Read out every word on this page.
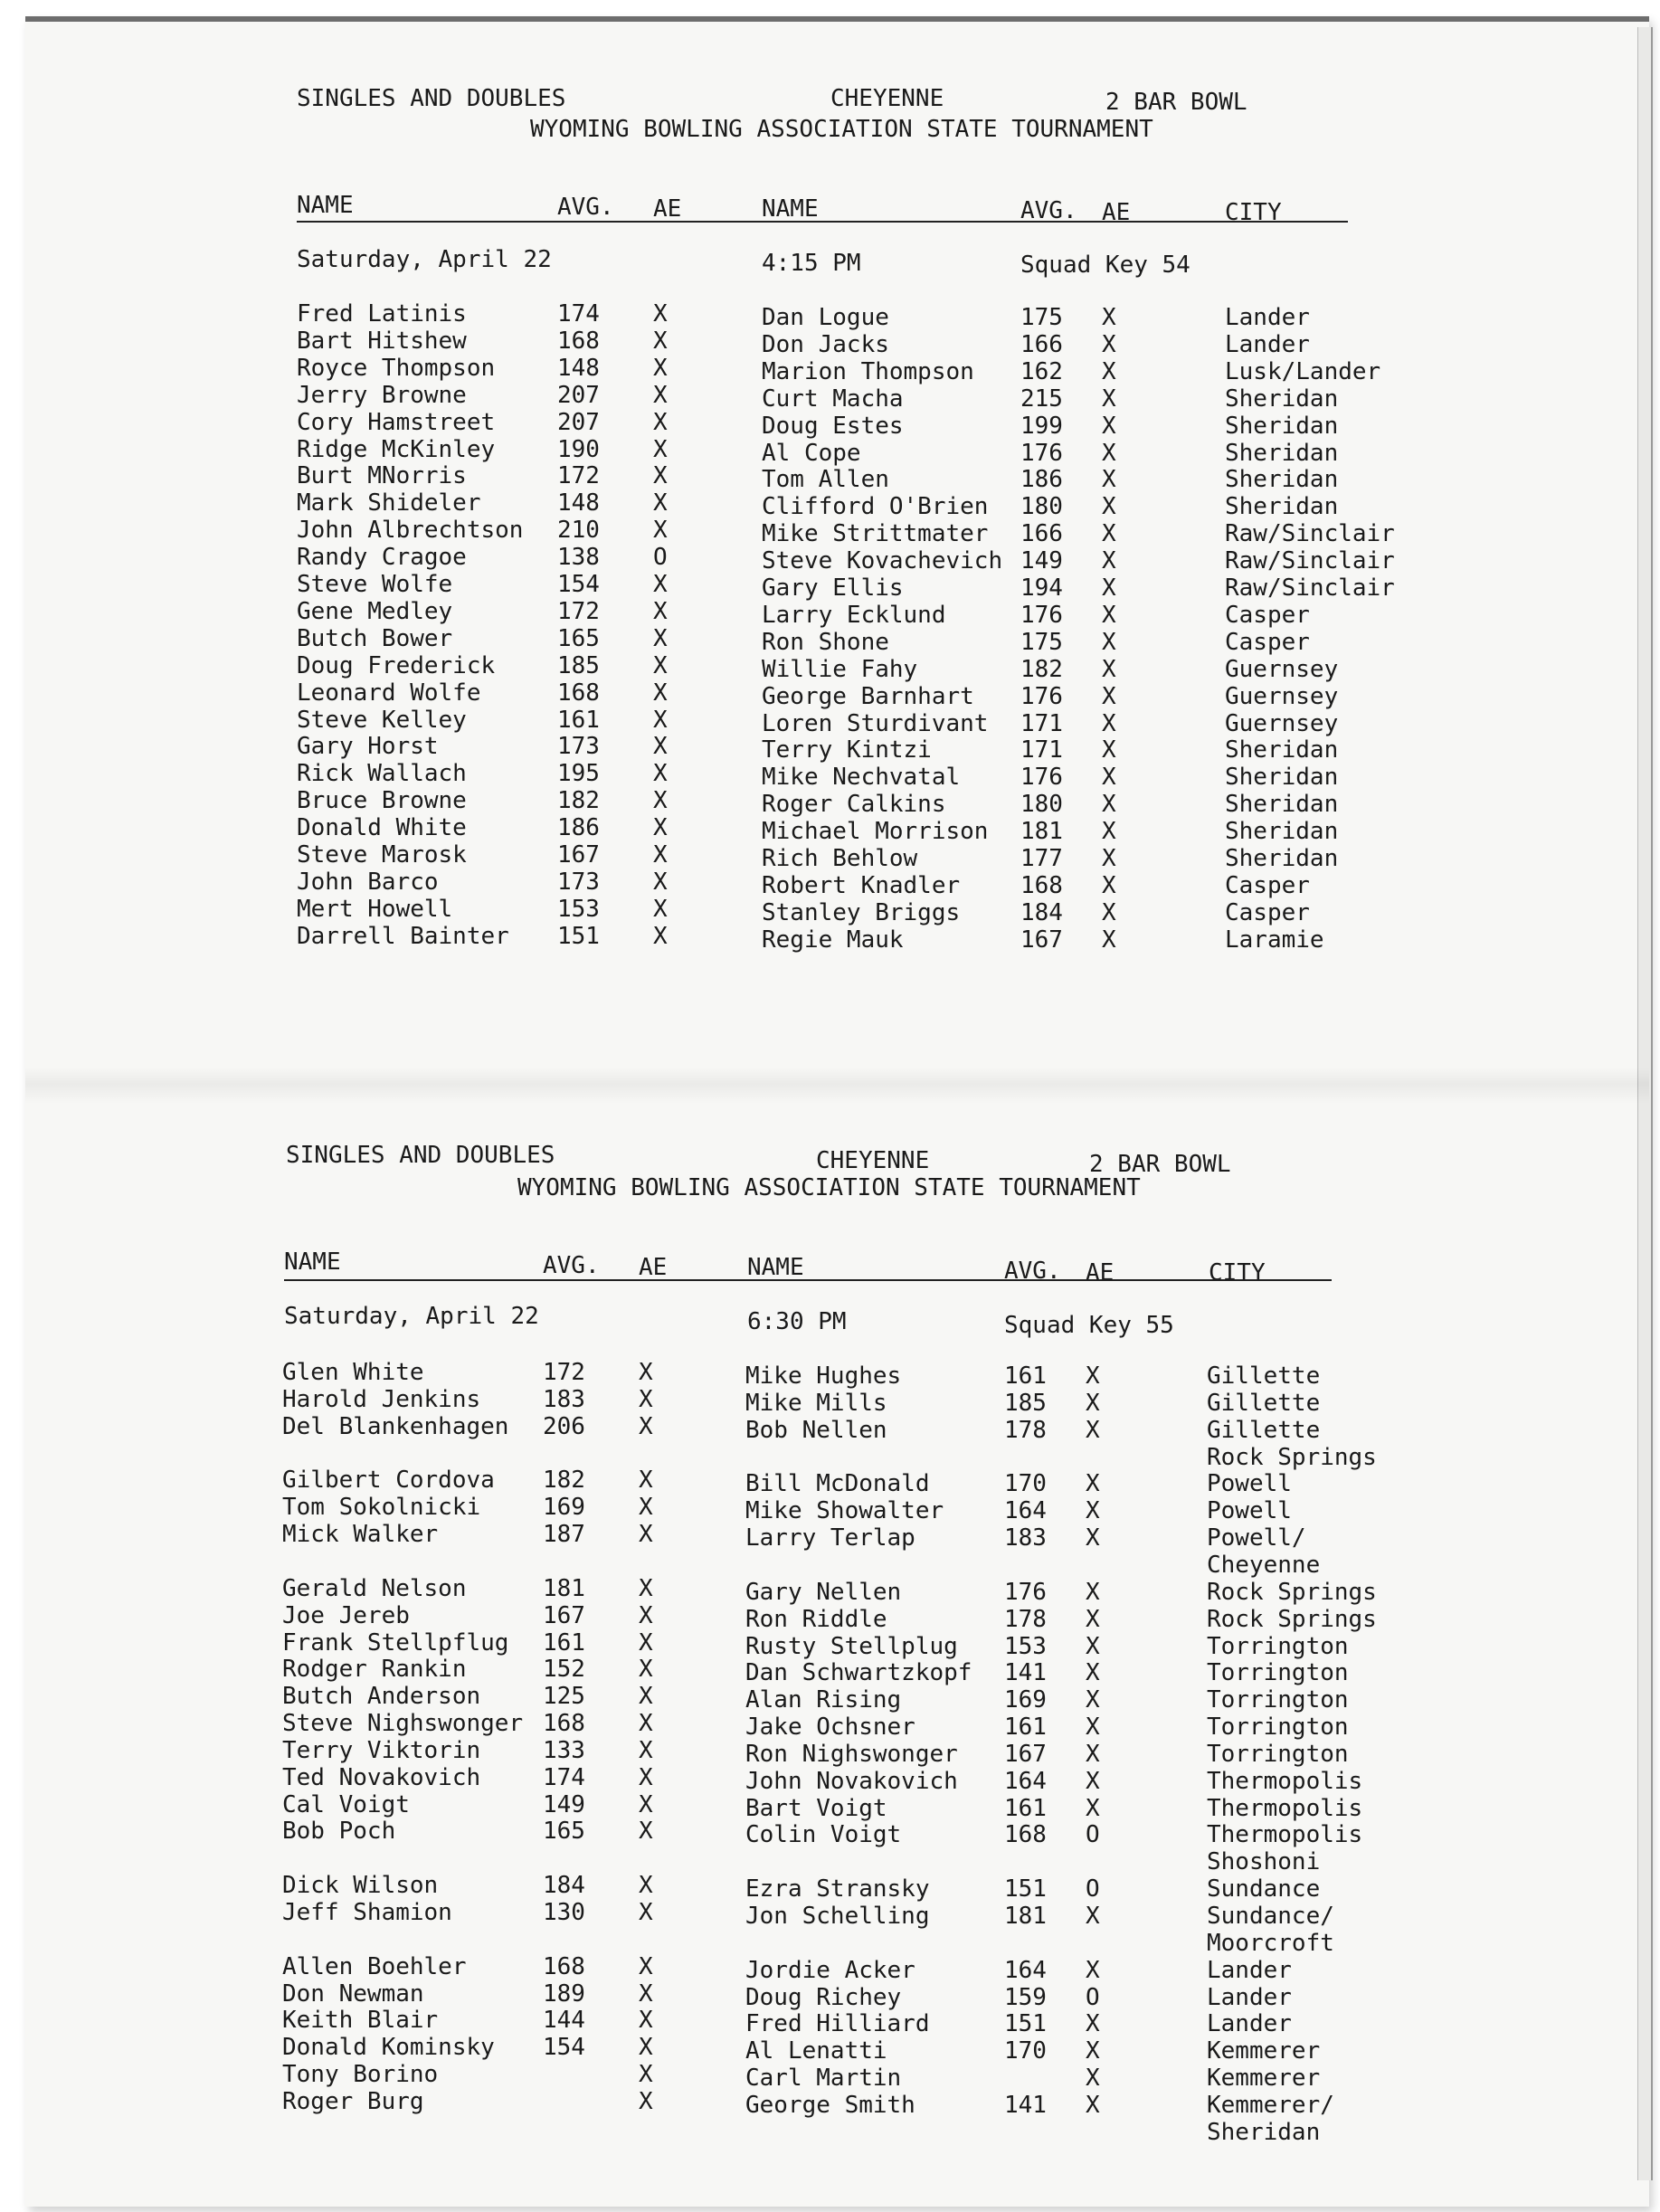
SINGLES AND DOUBLES	CHEYENNE	2 BAR BOWL
WYOMING BOWLING ASSOCIATION STATE TOURNAMENT
NAME	AVG. AE	NAME	AVG. AE	CITY
Saturday, April 22	4:15 PM	Squad Key 54
Fred Latinis	174 X	Dan Logue	175 X	Lander
Bart Hitshew	168 X	Don Jacks	166 X	Lander
Royce Thompson	148 X	Marion Thompson 162 X	Lusk/Lander
Jerry Browne	207 X	Curt Macha	215 X	Sheridan
Cory Hamstreet	207 X	Doug Estes	199 X	Sheridan
Ridge McKinley	190 X	Al Cope	176 X	Sheridan
Burt MNorris	172 X	Tom Allen	186 X	Sheridan
Mark Shideler	148 X	Clifford O'Brien 180 X	Sheridan
John Albrechtson 210 X	Mike Strittmater 166 X	Raw/Sinclair
Randy Cragoe	138 O	Steve Kovachevich 149 X	Raw/Sinclair
Steve Wolfe	154 X	Gary Ellis	194 X	Raw/Sinclair
Gene Medley	172 X	Larry Ecklund	176 X	Casper
Butch Bower	165 X	Ron Shone	175 X	Casper
Doug Frederick	185 X	Willie Fahy	182 X	Guernsey
Leonard Wolfe	168 X	George Barnhart 176 X	Guernsey
Steve Kelley	161 X	Loren Sturdivant 171 X	Guernsey
Gary Horst	173 X	Terry Kintzi	171 X	Sheridan
Rick Wallach	195 X	Mike Nechvatal	176 X	Sheridan
Bruce Browne	182 X	Roger Calkins	180 X	Sheridan
Donald White	186 X	Michael Morrison 181 X	Sheridan
Steve Marosk	167 X	Rich Behlow	177 X	Sheridan
John Barco	173 X	Robert Knadler	168 X	Casper
Mert Howell	153 X	Stanley Briggs	184 X	Casper
Darrell Bainter 151 X	Regie Mauk	167 X	Laramie
SINGLES AND DOUBLES	CHEYENNE	2 BAR BOWL
WYOMING BOWLING ASSOCIATION STATE TOURNAMENT
NAME	AVG. AE	NAME	AVG. AE	CITY
Saturday, April 22	6:30 PM	Squad Key 55
Glen White	172 X	Mike Hughes	161 X	Gillette
Harold Jenkins	183 X	Mike Mills	185 X	Gillette
Del Blankenhagen 206 X	Bob Nellen	178 X	Gillette
Rock Springs
Gilbert Cordova 182 X	Bill McDonald	170 X	Powell
Tom Sokolnicki	169 X	Mike Showalter	164 X	Powell
Mick Walker	187 X	Larry Terlap	183 X	Powell/
Cheyenne
Gerald Nelson	181 X	Gary Nellen	176 X	Rock Springs
Joe Jereb	167 X	Ron Riddle	178 X	Rock Springs
Frank Stellpflug 161 X	Rusty Stellplug 153 X	Torrington
Rodger Rankin	152 X	Dan Schwartzkopf 141 X	Torrington
Butch Anderson	125 X	Alan Rising	169 X	Torrington
Steve Nighswonger 168 X	Jake Ochsner	161 X	Torrington
Terry Viktorin	133 X	Ron Nighswonger 167 X	Torrington
Ted Novakovich	174 X	John Novakovich 164 X	Thermopolis
Cal Voigt	149 X	Bart Voigt	161 X	Thermopolis
Bob Poch	165 X	Colin Voigt	168 O	Thermopolis
Shoshoni
Dick Wilson	184 X	Ezra Stransky	151 O	Sundance
Jeff Shamion	130 X	Jon Schelling	181 X	Sundance/
Moorcroft
Allen Boehler	168 X	Jordie Acker	164 X	Lander
Don Newman	189 X	Doug Richey	159 O	Lander
Keith Blair	144 X	Fred Hilliard	151 X	Lander
Donald Kominsky 154 X	Al Lenatti	170 X	Kemmerer
Tony Borino	X	Carl Martin	X	Kemmerer
Roger Burg	X	George Smith	141 X	Kemmerer/
Sheridan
· · · ·
## AIM
Copy the data exactly. Any picture it contains is to be omitted.

## TASK RESPONSE
Read out every word on this page.
SINGLES AND DOUBLES	CHEYENNE	2 BAR BOWL
WYOMING BOWLING ASSOCIATION STATE TOURNAMENT
NAME	AVG. AE	NAME	AVG. AE	CITY
Saturday, April 22	4:15 PM	Squad Key 54
Fred Latinis	174 X	Dan Logue	175 X	Lander
Bart Hitshew	168 X	Don Jacks	166 X	Lander
Royce Thompson	148 X	Marion Thompson 162 X	Lusk/Lander
Jerry Browne	207 X	Curt Macha	215 X	Sheridan
Cory Hamstreet	207 X	Doug Estes	199 X	Sheridan
Ridge McKinley	190 X	Al Cope	176 X	Sheridan
Burt MNorris	172 X	Tom Allen	186 X	Sheridan
Mark Shideler	148 X	Clifford O'Brien 180 X	Sheridan
John Albrechtson 210 X	Mike Strittmater 166 X	Raw/Sinclair
Randy Cragoe	138 O	Steve Kovachevich 149 X	Raw/Sinclair
Steve Wolfe	154 X	Gary Ellis	194 X	Raw/Sinclair
Gene Medley	172 X	Larry Ecklund	176 X	Casper
Butch Bower	165 X	Ron Shone	175 X	Casper
Doug Frederick	185 X	Willie Fahy	182 X	Guernsey
Leonard Wolfe	168 X	George Barnhart 176 X	Guernsey
Steve Kelley	161 X	Loren Sturdivant 171 X	Guernsey
Gary Horst	173 X	Terry Kintzi	171 X	Sheridan
Rick Wallach	195 X	Mike Nechvatal	176 X	Sheridan
Bruce Browne	182 X	Roger Calkins	180 X	Sheridan
Donald White	186 X	Michael Morrison 181 X	Sheridan
Steve Marosk	167 X	Rich Behlow	177 X	Sheridan
John Barco	173 X	Robert Knadler	168 X	Casper
Mert Howell	153 X	Stanley Briggs	184 X	Casper
Darrell Bainter 151 X	Regie Mauk	167 X	Laramie
SINGLES AND DOUBLES	CHEYENNE	2 BAR BOWL
WYOMING BOWLING ASSOCIATION STATE TOURNAMENT
NAME	AVG. AE	NAME	AVG. AE	CITY
Saturday, April 22	6:30 PM	Squad Key 55
Glen White	172 X	Mike Hughes	161 X	Gillette
Harold Jenkins	183 X	Mike Mills	185 X	Gillette
Del Blankenhagen 206 X	Bob Nellen	178 X	Gillette
Rock Springs
Gilbert Cordova 182 X	Bill McDonald	170 X	Powell
Tom Sokolnicki	169 X	Mike Showalter	164 X	Powell
Mick Walker	187 X	Larry Terlap	183 X	Powell/
Cheyenne
Gerald Nelson	181 X	Gary Nellen	176 X	Rock Springs
Joe Jereb	167 X	Ron Riddle	178 X	Rock Springs
Frank Stellpflug 161 X	Rusty Stellplug 153 X	Torrington
Rodger Rankin	152 X	Dan Schwartzkopf 141 X	Torrington
Butch Anderson	125 X	Alan Rising	169 X	Torrington
Steve Nighswonger 168 X	Jake Ochsner	161 X	Torrington
Terry Viktorin	133 X	Ron Nighswonger 167 X	Torrington
Ted Novakovich	174 X	John Novakovich 164 X	Thermopolis
Cal Voigt	149 X	Bart Voigt	161 X	Thermopolis
Bob Poch	165 X	Colin Voigt	168 O	Thermopolis
Shoshoni
Dick Wilson	184 X	Ezra Stransky	151 O	Sundance
Jeff Shamion	130 X	Jon Schelling	181 X	Sundance/
Moorcroft
Allen Boehler	168 X	Jordie Acker	164 X	Lander
Don Newman	189 X	Doug Richey	159 O	Lander
Keith Blair	144 X	Fred Hilliard	151 X	Lander
Donald Kominsky 154 X	Al Lenatti	170 X	Kemmerer
Tony Borino	X	Carl Martin	X	Kemmerer
Roger Burg	X	George Smith	141 X	Kemmerer/
Sheridan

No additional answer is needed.